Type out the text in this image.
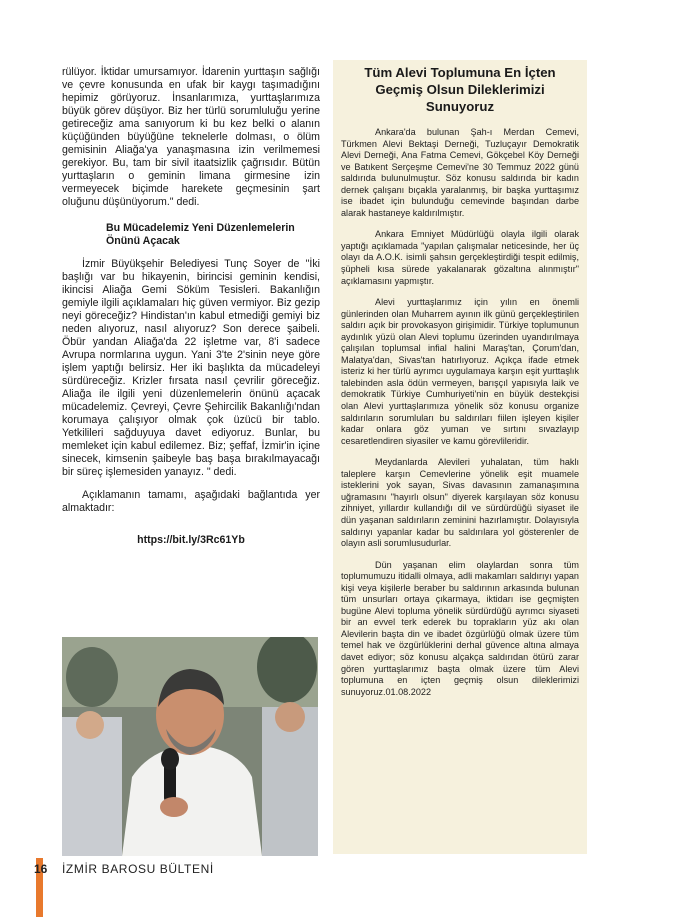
rülüyor. İktidar umursamıyor. İdarenin yurttaşın sağlığı ve çevre konusunda en ufak bir kaygı taşımadığını hepimiz görüyoruz. İnsanlarımıza, yurttaşlarımıza büyük görev düşüyor. Biz her türlü sorumluluğu yerine getireceğiz ama sanıyorum ki bu kez belki o alanın küçüğünden büyüğüne teknelerle dolması, o ölüm gemisinin Aliağa'ya yanaşmasına izin verilmemesi gerekiyor. Bu, tam bir sivil itaatsizlik çağrısıdır. Bütün yurttaşların o geminin limana girmesine izin vermeyecek biçimde harekete geçmesinin şart oluğunu düşünüyorum." dedi.

Bu Mücadelemiz Yeni Düzenlemelerin Önünü Açacak

İzmir Büyükşehir Belediyesi Tunç Soyer de "İki başlığı var bu hikayenin, birincisi geminin kendisi, ikincisi Aliağa Gemi Söküm Tesisleri. Bakanlığın gemiyle ilgili açıklamaları hiç güven vermiyor. Biz gezip neyi göreceğiz? Hindistan'ın kabul etmediği gemiyi biz neden alıyoruz, nasıl alıyoruz? Son derece şaibeli. Öbür yandan Aliağa'da 22 işletme var, 8'i sadece Avrupa normlarına uygun. Yani 3'te 2'sinin neye göre işlem yaptığı belirsiz. Her iki başlıkta da mücadeleyi sürdüreceğiz. Krizler fırsata nasıl çevrilir göreceğiz. Aliağa ile ilgili yeni düzenlemelerin önünü açacak mücadelemiz. Çevreyi, Çevre Şehircilik Bakanlığı'ndan korumaya çalışıyor olmak çok üzücü bir tablo. Yetkilileri sağduyuya davet ediyoruz. Bunlar, bu memleket için kabul edilemez. Biz; şeffaf, İzmir'in içine sinecek, kimsenin şaibeyle baş başa bırakılmayacağı bir süreç işlemesiden yanayız. " dedi.

Açıklamanın tamamı, aşağıdaki bağlantıda yer almaktadır:

https://bit.ly/3Rc61Yb

Tüm Alevi Toplumuna En İçten Geçmiş Olsun Dileklerimizi Sunuyoruz

Ankara'da bulunan Şah-ı Merdan Cemevi, Türkmen Alevi Bektaşi Derneği, Tuzluçayır Demokratik Alevi Derneği, Ana Fatma Cemevi, Gökçebel Köy Derneği ve Batıkent Serçeşme Cemevi'ne 30 Temmuz 2022 günü saldırıda bulunulmuştur. Söz konusu saldırıda bir kadın dernek çalışanı bıçakla yaralanmış, bir başka yurttaşımız ise ibadet için bulunduğu cemevinde başından darbe alarak hastaneye kaldırılmıştır.

Ankara Emniyet Müdürlüğü olayla ilgili olarak yaptığı açıklamada "yapılan çalışmalar neticesinde, her üç olayı da A.O.K. isimli şahsın gerçekleştirdiği tespit edilmiş, şüpheli kısa sürede yakalanarak gözaltına alınmıştır" açıklamasını yapmıştır.

Alevi yurttaşlarımız için yılın en önemli günlerinden olan Muharrem ayının ilk günü gerçekleştirilen saldırı açık bir provokasyon girişimidir. Türkiye toplumunun aydınlık yüzü olan Alevi toplumu üzerinden uyandırılmaya çalışılan toplumsal infial halini Maraş'tan, Çorum'dan, Malatya'dan, Sivas'tan hatırlıyoruz. Açıkça ifade etmek isteriz ki her türlü ayrımcı uygulamaya karşın eşit yurttaşlık talebinden asla ödün vermeyen, barışçıl yapısıyla laik ve demokratik Türkiye Cumhuriyeti'nin en büyük destekçisi olan Alevi yurttaşlarımıza yönelik söz konusu organize saldırıların sorumluları bu saldırıları fiilen işleyen kişiler kadar onlara göz yuman ve sırtını sıvazlayıp cesaretlendiren siyasiler ve kamu görevlileridir.

Meydanlarda Alevileri yuhalatan, tüm haklı taleplere karşın Cemevlerine yönelik eşit muamele isteklerini yok sayan, Sivas davasının zamanaşımına uğramasını "hayırlı olsun" diyerek karşılayan söz konusu zihniyet, yıllardır kullandığı dil ve sürdürdüğü siyaset ile dün yaşanan saldırıların zeminini hazırlamıştır. Dolayısıyla saldırıyı yapanlar kadar bu saldırılara yol gösterenler de olayın asli sorumlusudurlar.

Dün yaşanan elim olaylardan sonra tüm toplumumuzu itidalli olmaya, adli makamları saldırıyı yapan kişi veya kişilerle beraber bu saldırının arkasında bulunan tüm unsurları ortaya çıkarmaya, iktidarı ise geçmişten bugüne Alevi topluma yönelik sürdürdüğü ayrımcı siyaseti bir an evvel terk ederek bu toprakların yüz akı olan Alevilerin başta din ve ibadet özgürlüğü olmak üzere tüm temel hak ve özgürlüklerini derhal güvence altına almaya davet ediyor; söz konusu alçakça saldırıdan ötürü zarar gören yurttaşlarımız başta olmak üzere tüm Alevi toplumuna en içten geçmiş olsun dileklerimizi sunuyoruz.01.08.2022

16 İZMİR BAROSU BÜLTENİ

AIM OF THE TASK: Note every line above where the string "Ankara" shows up, and copy those lines.

COMPLETE OUTPUT:
Ankara'da bulunan Şah-ı Merdan Cemevi, Türkmen Alevi Bektaşi Derneği, Tuzluçayır Demokratik Alevi Derneği, Ana Fatma Cemevi, Gökçebel Köy Derneği ve Batıkent Serçeşme Cemevi'ne 30 Temmuz 2022 günü saldırıda bulunulmuştur. Söz konusu saldırıda bir kadın dernek çalışanı bıçakla yaralanmış, bir başka yurttaşımız ise ibadet için bulunduğu cemevinde başından darbe alarak hastaneye kaldırılmıştır.
Ankara Emniyet Müdürlüğü olayla ilgili olarak yaptığı açıklamada "yapılan çalışmalar neticesinde, her üç olayı da A.O.K. isimli şahsın gerçekleştirdiği tespit edilmiş, şüpheli kısa sürede yakalanarak gözaltına alınmıştır" açıklamasını yapmıştır.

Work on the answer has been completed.